Problem requirements. For each line below that includes the word "this", make a copy.

#####

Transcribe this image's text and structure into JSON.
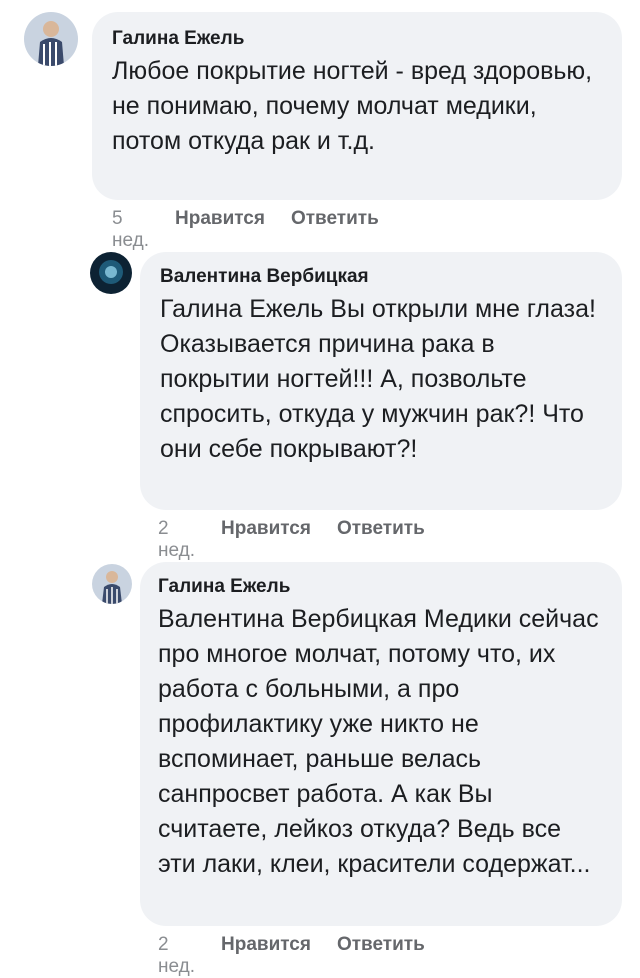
{
  "comments": [
    {
      "author": "Галина Ежель",
      "text": "Любое покрытие ногтей - вред здоровью, не понимаю, почему молчат медики, потом откуда рак и т.д.",
      "time": "5 нед.",
      "like_label": "Нравится",
      "reply_label": "Ответить"
    },
    {
      "author": "Валентина Вербицкая",
      "text": "Галина Ежель Вы открыли мне глаза!  Оказывается причина рака в покрытии ногтей!!!  А, позвольте спросить,  откуда у мужчин рак?!  Что они себе покрывают?!",
      "time": "2 нед.",
      "like_label": "Нравится",
      "reply_label": "Ответить"
    },
    {
      "author": "Галина Ежель",
      "text": "Валентина Вербицкая Медики сейчас про многое молчат, потому что, их работа с больными, а про профилактику уже никто не вспоминает, раньше велась санпросвет работа. А как Вы считаете, лейкоз откуда? Ведь все эти лаки, клеи, красители содержат...",
      "time": "2 нед.",
      "like_label": "Нравится",
      "reply_label": "Ответить"
    }
  ],
  "colors": {
    "bubble": "#f0f2f5",
    "meta": "#65676b"
  }
}
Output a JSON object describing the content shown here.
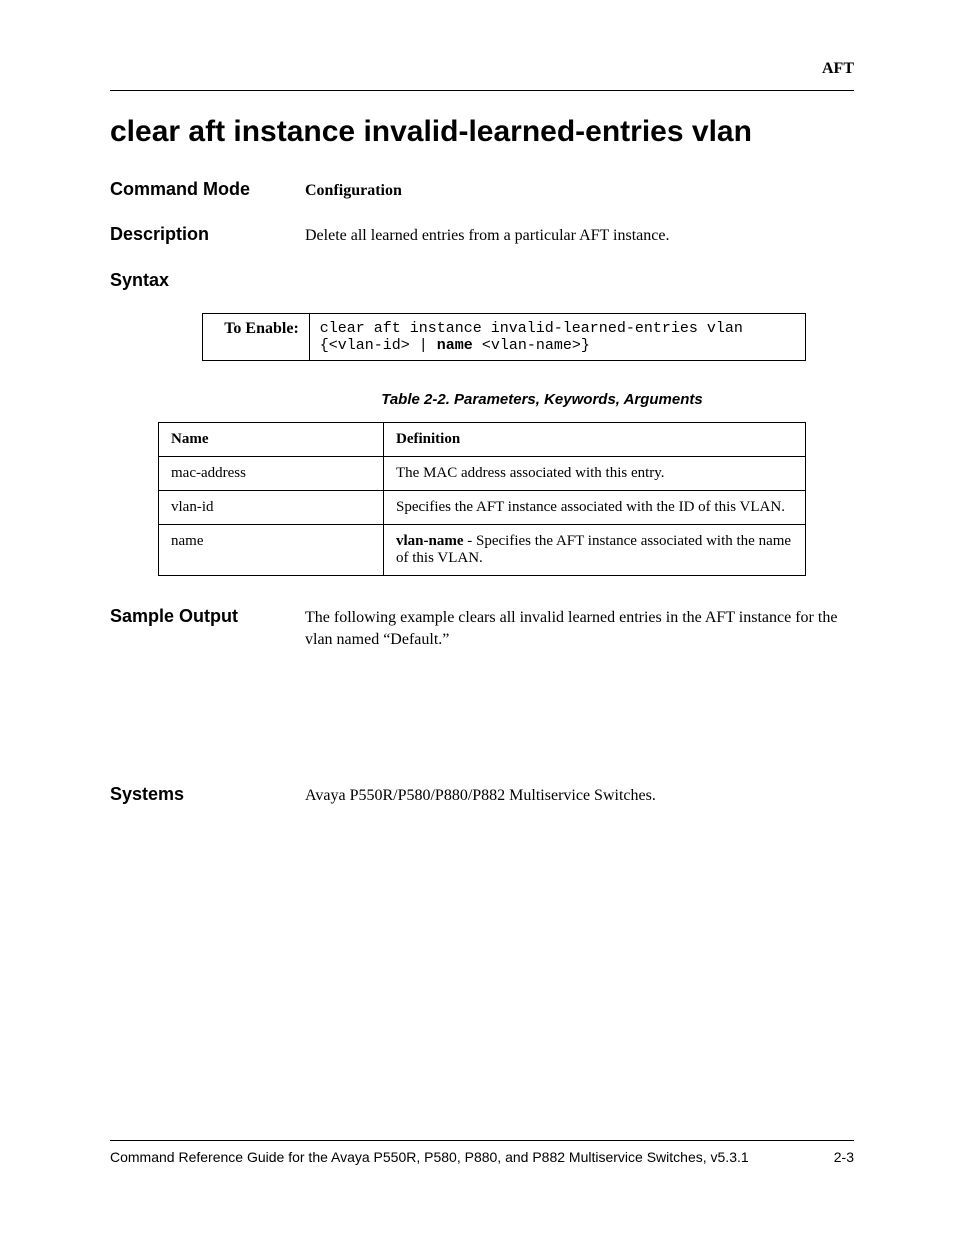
{
  "header": {
    "section": "AFT"
  },
  "title": "clear aft instance invalid-learned-entries vlan",
  "command_mode": {
    "label": "Command Mode",
    "value": "Configuration"
  },
  "description": {
    "label": "Description",
    "value": "Delete all learned entries from a particular AFT instance."
  },
  "syntax": {
    "label": "Syntax",
    "to_enable_label": "To Enable:",
    "line1_a": "clear aft instance invalid-learned-entries vlan",
    "line2_a": "{<vlan-id> | ",
    "line2_kw": "name",
    "line2_b": " <vlan-name>}"
  },
  "table": {
    "caption": "Table 2-2.  Parameters, Keywords, Arguments",
    "headers": {
      "name": "Name",
      "definition": "Definition"
    },
    "rows": [
      {
        "name": "mac-address",
        "def_bold": "",
        "def": "The MAC address associated with this entry."
      },
      {
        "name": "vlan-id",
        "def_bold": "",
        "def": "Specifies the AFT instance associated with the ID of this VLAN."
      },
      {
        "name": "name",
        "def_bold": "vlan-name",
        "def": " - Specifies the AFT instance associated with the name of this VLAN."
      }
    ]
  },
  "sample_output": {
    "label": "Sample Output",
    "value": "The following example clears all invalid learned entries in the AFT instance for the vlan named “Default.”"
  },
  "systems": {
    "label": "Systems",
    "value": "Avaya P550R/P580/P880/P882 Multiservice Switches."
  },
  "footer": {
    "text": "Command Reference Guide for the Avaya P550R, P580, P880, and P882 Multiservice Switches, v5.3.1",
    "page": "2-3"
  }
}
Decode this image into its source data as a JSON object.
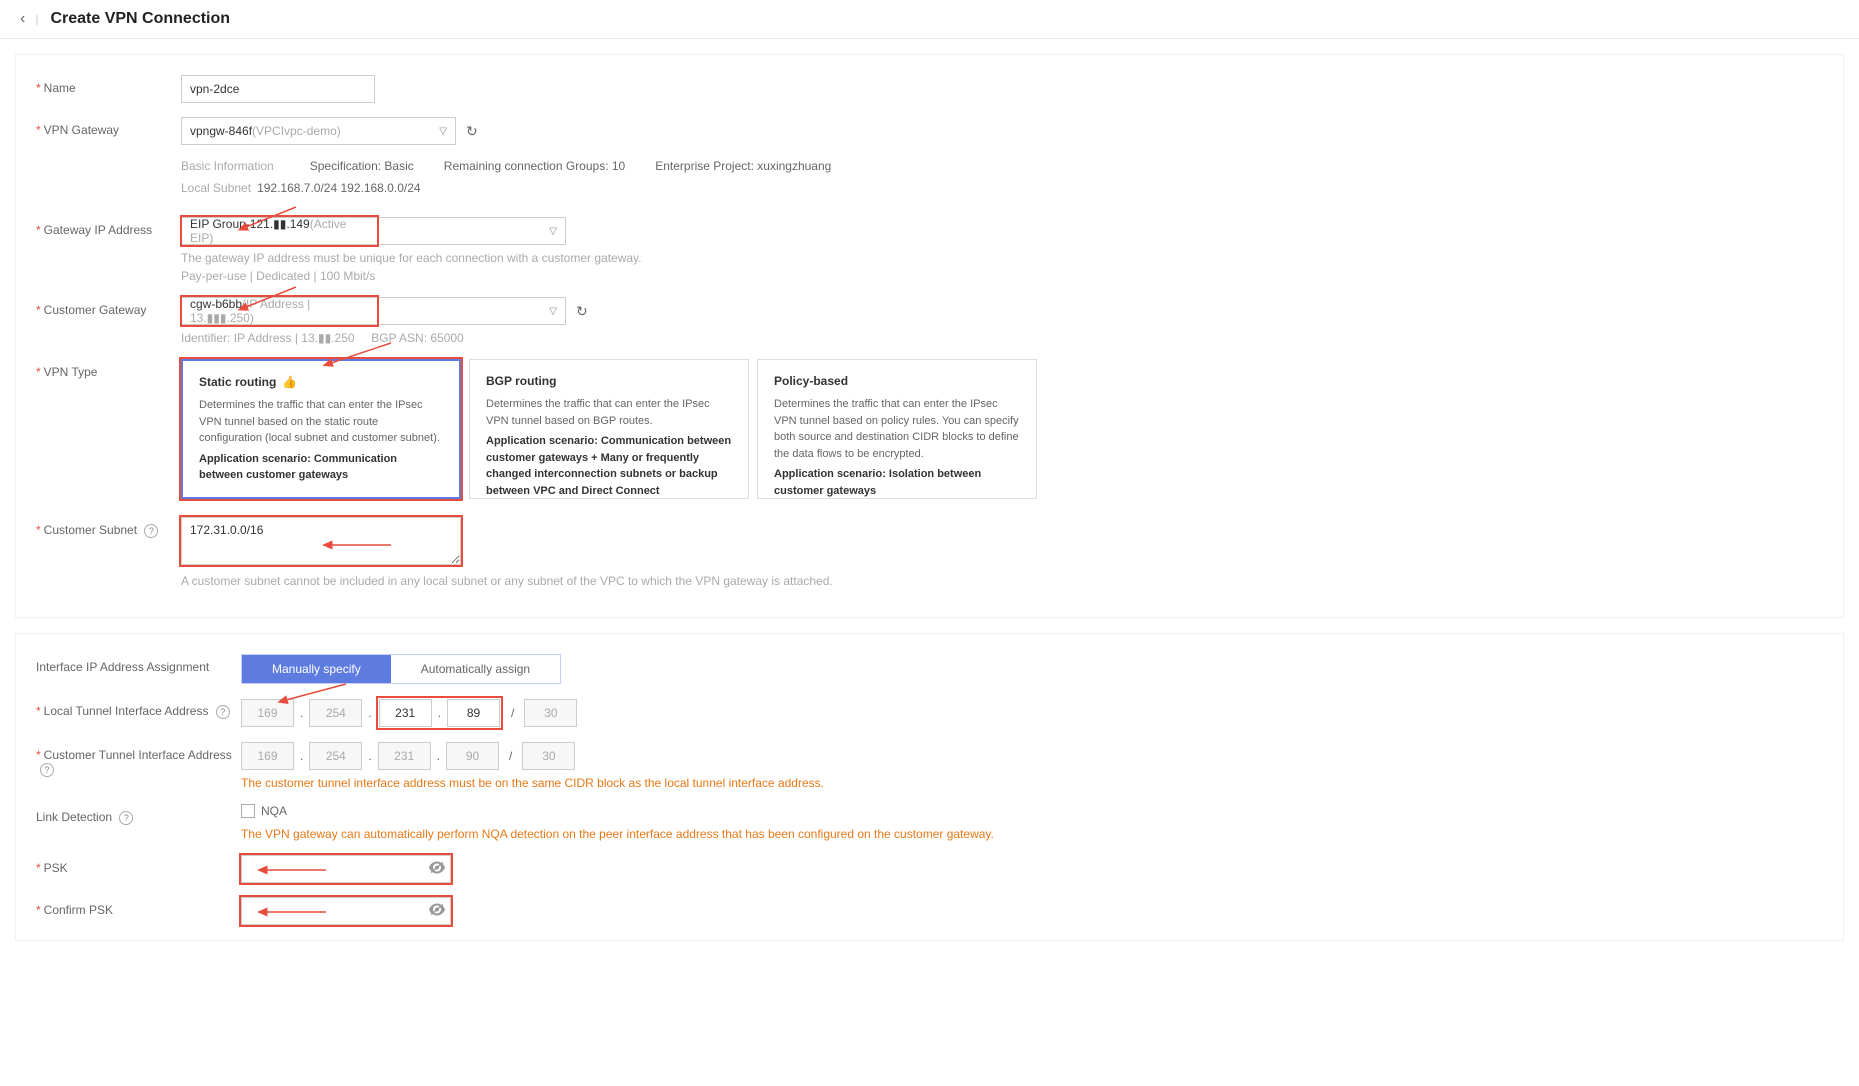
{
  "header": {
    "title": "Create VPN Connection"
  },
  "labels": {
    "name": "Name",
    "vpn_gateway": "VPN Gateway",
    "gateway_ip": "Gateway IP Address",
    "customer_gateway": "Customer Gateway",
    "vpn_type": "VPN Type",
    "customer_subnet": "Customer Subnet",
    "iface_assign": "Interface IP Address Assignment",
    "local_tunnel": "Local Tunnel Interface Address",
    "customer_tunnel": "Customer Tunnel Interface Address",
    "link_detection": "Link Detection",
    "psk": "PSK",
    "confirm_psk": "Confirm PSK"
  },
  "name_value": "vpn-2dce",
  "vpn_gateway": {
    "value_main": "vpngw-846f",
    "value_sub": "(VPCIvpc-demo)",
    "basic_info": "Basic Information",
    "spec": "Specification: Basic",
    "remaining": "Remaining connection Groups: 10",
    "enterprise": "Enterprise Project: xuxingzhuang",
    "local_subnet_label": "Local Subnet",
    "local_subnet_value": "192.168.7.0/24 192.168.0.0/24"
  },
  "gateway_ip": {
    "value_main": "EIP Group-121.▮▮.149",
    "value_sub": "(Active EIP)",
    "hint": "The gateway IP address must be unique for each connection with a customer gateway.",
    "pay": "Pay-per-use | Dedicated | 100 Mbit/s"
  },
  "customer_gateway": {
    "value_main": "cgw-b6bb",
    "value_sub": "(IP Address | 13.▮▮▮.250)",
    "identifier": "Identifier: IP Address | 13.▮▮.250",
    "bgp": "BGP ASN: 65000"
  },
  "vpn_types": [
    {
      "title": "Static routing",
      "recommended": true,
      "desc": "Determines the traffic that can enter the IPsec VPN tunnel based on the static route configuration (local subnet and customer subnet).",
      "scenario": "Application scenario: Communication between customer gateways"
    },
    {
      "title": "BGP routing",
      "recommended": false,
      "desc": "Determines the traffic that can enter the IPsec VPN tunnel based on BGP routes.",
      "scenario": "Application scenario: Communication between customer gateways + Many or frequently changed interconnection subnets or backup between VPC and Direct Connect"
    },
    {
      "title": "Policy-based",
      "recommended": false,
      "desc": "Determines the traffic that can enter the IPsec VPN tunnel based on policy rules. You can specify both source and destination CIDR blocks to define the data flows to be encrypted.",
      "scenario": "Application scenario: Isolation between customer gateways"
    }
  ],
  "customer_subnet": {
    "value": "172.31.0.0/16",
    "hint": "A customer subnet cannot be included in any local subnet or any subnet of the VPC to which the VPN gateway is attached."
  },
  "iface_assign": {
    "manual": "Manually specify",
    "auto": "Automatically assign"
  },
  "local_tunnel": {
    "o1": "169",
    "o2": "254",
    "o3": "231",
    "o4": "89",
    "mask": "30"
  },
  "customer_tunnel": {
    "o1": "169",
    "o2": "254",
    "o3": "231",
    "o4": "90",
    "mask": "30",
    "warn": "The customer tunnel interface address must be on the same CIDR block as the local tunnel interface address."
  },
  "link_detection": {
    "nqa": "NQA",
    "warn": "The VPN gateway can automatically perform NQA detection on the peer interface address that has been configured on the customer gateway."
  }
}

#####

Task output.
Transcribe this image's text and structure into JSON.
        "def": "The MAC address associated with this entry."
        "def": "Specifies the AFT instance associated with the ID of this VLAN."
        "def": " - Specifies the AFT instance associated with the name of this VLAN."
Decode this image into its source data as a JSON object.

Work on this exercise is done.